- [INSTRUCTIONS TO FOLLOW] Extract every entry word for word.

— START RECORDED INFORMATION —

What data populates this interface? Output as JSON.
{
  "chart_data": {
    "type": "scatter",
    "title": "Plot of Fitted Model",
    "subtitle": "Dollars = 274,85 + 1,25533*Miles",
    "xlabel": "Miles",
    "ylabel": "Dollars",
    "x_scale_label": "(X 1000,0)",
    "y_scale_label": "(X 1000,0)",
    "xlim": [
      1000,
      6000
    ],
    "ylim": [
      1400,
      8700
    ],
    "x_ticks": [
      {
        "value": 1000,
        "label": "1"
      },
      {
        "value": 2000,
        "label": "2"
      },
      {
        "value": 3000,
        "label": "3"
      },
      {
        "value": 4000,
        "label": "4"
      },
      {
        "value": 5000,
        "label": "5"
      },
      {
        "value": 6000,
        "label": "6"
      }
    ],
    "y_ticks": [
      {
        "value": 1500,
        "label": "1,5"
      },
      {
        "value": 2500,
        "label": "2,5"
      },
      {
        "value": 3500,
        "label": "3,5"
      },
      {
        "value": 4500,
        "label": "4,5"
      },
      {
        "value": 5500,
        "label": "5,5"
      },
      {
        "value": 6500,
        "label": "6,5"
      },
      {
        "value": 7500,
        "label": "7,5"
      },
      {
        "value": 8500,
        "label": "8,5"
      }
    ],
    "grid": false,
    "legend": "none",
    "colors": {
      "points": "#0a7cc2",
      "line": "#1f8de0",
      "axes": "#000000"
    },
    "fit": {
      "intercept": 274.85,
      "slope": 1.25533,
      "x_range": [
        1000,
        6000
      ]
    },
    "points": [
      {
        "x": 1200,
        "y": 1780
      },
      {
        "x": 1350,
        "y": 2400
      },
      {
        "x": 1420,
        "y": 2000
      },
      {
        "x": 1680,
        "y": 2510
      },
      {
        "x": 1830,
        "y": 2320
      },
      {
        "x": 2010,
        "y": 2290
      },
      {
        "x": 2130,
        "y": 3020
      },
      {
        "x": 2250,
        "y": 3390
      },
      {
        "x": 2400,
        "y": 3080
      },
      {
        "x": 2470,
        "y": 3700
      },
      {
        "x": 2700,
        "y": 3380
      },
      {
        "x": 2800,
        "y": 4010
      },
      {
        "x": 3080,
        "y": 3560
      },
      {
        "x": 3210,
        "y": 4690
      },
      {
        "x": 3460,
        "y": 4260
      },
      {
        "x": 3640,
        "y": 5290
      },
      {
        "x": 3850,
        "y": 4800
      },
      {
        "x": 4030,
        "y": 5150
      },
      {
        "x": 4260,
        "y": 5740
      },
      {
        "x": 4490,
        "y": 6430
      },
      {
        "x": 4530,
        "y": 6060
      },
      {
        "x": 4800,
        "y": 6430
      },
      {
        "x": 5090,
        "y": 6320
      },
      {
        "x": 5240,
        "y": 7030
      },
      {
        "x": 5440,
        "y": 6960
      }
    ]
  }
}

— END RECORDED INFORMATION —

- [TASK RESPONSE]
What data populates this interface? Output as JSON.
{
  "chart_data": {
    "type": "scatter",
    "title": "Plot of Fitted Model",
    "subtitle": "Dollars = 274,85 + 1,25533*Miles",
    "xlabel": "Miles",
    "ylabel": "Dollars",
    "x_scale_label": "(X 1000,0)",
    "y_scale_label": "(X 1000,0)",
    "xlim": [
      1000,
      6000
    ],
    "ylim": [
      1400,
      8700
    ],
    "x_ticks": [
      {
        "value": 1000,
        "label": "1"
      },
      {
        "value": 2000,
        "label": "2"
      },
      {
        "value": 3000,
        "label": "3"
      },
      {
        "value": 4000,
        "label": "4"
      },
      {
        "value": 5000,
        "label": "5"
      },
      {
        "value": 6000,
        "label": "6"
      }
    ],
    "y_ticks": [
      {
        "value": 1500,
        "label": "1,5"
      },
      {
        "value": 2500,
        "label": "2,5"
      },
      {
        "value": 3500,
        "label": "3,5"
      },
      {
        "value": 4500,
        "label": "4,5"
      },
      {
        "value": 5500,
        "label": "5,5"
      },
      {
        "value": 6500,
        "label": "6,5"
      },
      {
        "value": 7500,
        "label": "7,5"
      },
      {
        "value": 8500,
        "label": "8,5"
      }
    ],
    "grid": false,
    "legend": "none",
    "colors": {
      "points": "#0a7cc2",
      "line": "#1f8de0",
      "axes": "#000000"
    },
    "fit": {
      "intercept": 274.85,
      "slope": 1.25533,
      "x_range": [
        1000,
        6000
      ]
    },
    "points": [
      {
        "x": 1200,
        "y": 1780
      },
      {
        "x": 1350,
        "y": 2400
      },
      {
        "x": 1420,
        "y": 2000
      },
      {
        "x": 1680,
        "y": 2510
      },
      {
        "x": 1830,
        "y": 2320
      },
      {
        "x": 2010,
        "y": 2290
      },
      {
        "x": 2130,
        "y": 3020
      },
      {
        "x": 2250,
        "y": 3390
      },
      {
        "x": 2400,
        "y": 3080
      },
      {
        "x": 2470,
        "y": 3700
      },
      {
        "x": 2700,
        "y": 3380
      },
      {
        "x": 2800,
        "y": 4010
      },
      {
        "x": 3080,
        "y": 3560
      },
      {
        "x": 3210,
        "y": 4690
      },
      {
        "x": 3460,
        "y": 4260
      },
      {
        "x": 3640,
        "y": 5290
      },
      {
        "x": 3850,
        "y": 4800
      },
      {
        "x": 4030,
        "y": 5150
      },
      {
        "x": 4260,
        "y": 5740
      },
      {
        "x": 4490,
        "y": 6430
      },
      {
        "x": 4530,
        "y": 6060
      },
      {
        "x": 4800,
        "y": 6430
      },
      {
        "x": 5090,
        "y": 6320
      },
      {
        "x": 5240,
        "y": 7030
      },
      {
        "x": 5440,
        "y": 6960
      }
    ]
  }
}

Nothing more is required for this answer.